[Stored data]
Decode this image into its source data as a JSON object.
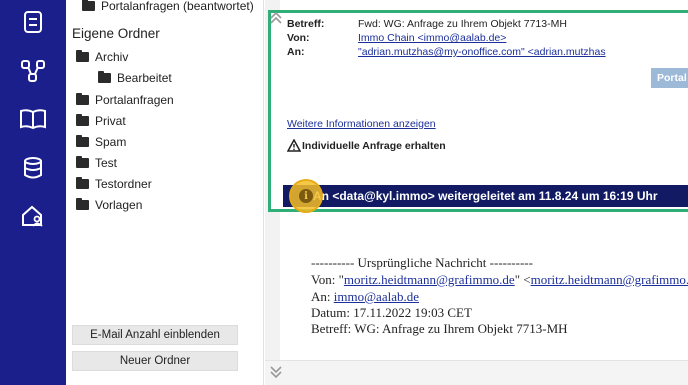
{
  "rail": {
    "icons": [
      "document-stack-icon",
      "network-nodes-icon",
      "open-book-icon",
      "database-icon",
      "home-user-icon"
    ]
  },
  "folders": {
    "top_item": "Portalanfragen (beantwortet)",
    "section_title": "Eigene Ordner",
    "items": [
      {
        "label": "Archiv"
      },
      {
        "label": "Bearbeitet"
      },
      {
        "label": "Portalanfragen"
      },
      {
        "label": "Privat"
      },
      {
        "label": "Spam"
      },
      {
        "label": "Test"
      },
      {
        "label": "Testordner"
      },
      {
        "label": "Vorlagen"
      }
    ],
    "show_count_button": "E-Mail Anzahl einblenden",
    "new_folder_button": "Neuer Ordner"
  },
  "header": {
    "subject_label": "Betreff:",
    "subject_value": "Fwd: WG: Anfrage zu Ihrem Objekt 7713-MH",
    "from_label": "Von:",
    "from_value": "Immo Chain <immo@aalab.de>",
    "to_label": "An:",
    "to_value": "\"adrian.mutzhas@my-onoffice.com\" <adrian.mutzhas",
    "portal_button": "Portal",
    "more_info_link": "Weitere Informationen anzeigen",
    "individual_request": "Individuelle Anfrage erhalten",
    "forwarded_bar": "An <data@kyl.immo> weitergeleitet am 11.8.24 um 16:19 Uhr"
  },
  "message": {
    "divider": "---------- Ursprüngliche Nachricht ----------",
    "from_prefix": "Von: \"",
    "from_link": "moritz.heidtmann@grafimmo.de",
    "from_mid": "\" <",
    "from_link2": "moritz.heidtmann@grafimmo.de",
    "to_prefix": "An: ",
    "to_link": "immo@aalab.de",
    "date_line": "Datum: 17.11.2022 19:03 CET",
    "subject_line": "Betreff: WG: Anfrage zu Ihrem Objekt 7713-MH"
  }
}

— TASK DETAILS —
Without including the pictures, return each record above exactly as it stands.

— FULL SOLUTION —
Decode this image into its source data as a JSON object.
{
  "rail": {
    "icons": [
      "document-stack-icon",
      "network-nodes-icon",
      "open-book-icon",
      "database-icon",
      "home-user-icon"
    ]
  },
  "folders": {
    "top_item": "Portalanfragen (beantwortet)",
    "section_title": "Eigene Ordner",
    "items": [
      {
        "label": "Archiv"
      },
      {
        "label": "Bearbeitet"
      },
      {
        "label": "Portalanfragen"
      },
      {
        "label": "Privat"
      },
      {
        "label": "Spam"
      },
      {
        "label": "Test"
      },
      {
        "label": "Testordner"
      },
      {
        "label": "Vorlagen"
      }
    ],
    "show_count_button": "E-Mail Anzahl einblenden",
    "new_folder_button": "Neuer Ordner"
  },
  "header": {
    "subject_label": "Betreff:",
    "subject_value": "Fwd: WG: Anfrage zu Ihrem Objekt 7713-MH",
    "from_label": "Von:",
    "from_value": "Immo Chain <immo@aalab.de>",
    "to_label": "An:",
    "to_value": "\"adrian.mutzhas@my-onoffice.com\" <adrian.mutzhas",
    "portal_button": "Portal",
    "more_info_link": "Weitere Informationen anzeigen",
    "individual_request": "Individuelle Anfrage erhalten",
    "forwarded_bar": "An <data@kyl.immo> weitergeleitet am 11.8.24 um 16:19 Uhr"
  },
  "message": {
    "divider": "---------- Ursprüngliche Nachricht ----------",
    "from_prefix": "Von: \"",
    "from_link": "moritz.heidtmann@grafimmo.de",
    "from_mid": "\" <",
    "from_link2": "moritz.heidtmann@grafimmo.de",
    "to_prefix": "An: ",
    "to_link": "immo@aalab.de",
    "date_line": "Datum: 17.11.2022 19:03 CET",
    "subject_line": "Betreff: WG: Anfrage zu Ihrem Objekt 7713-MH"
  }
}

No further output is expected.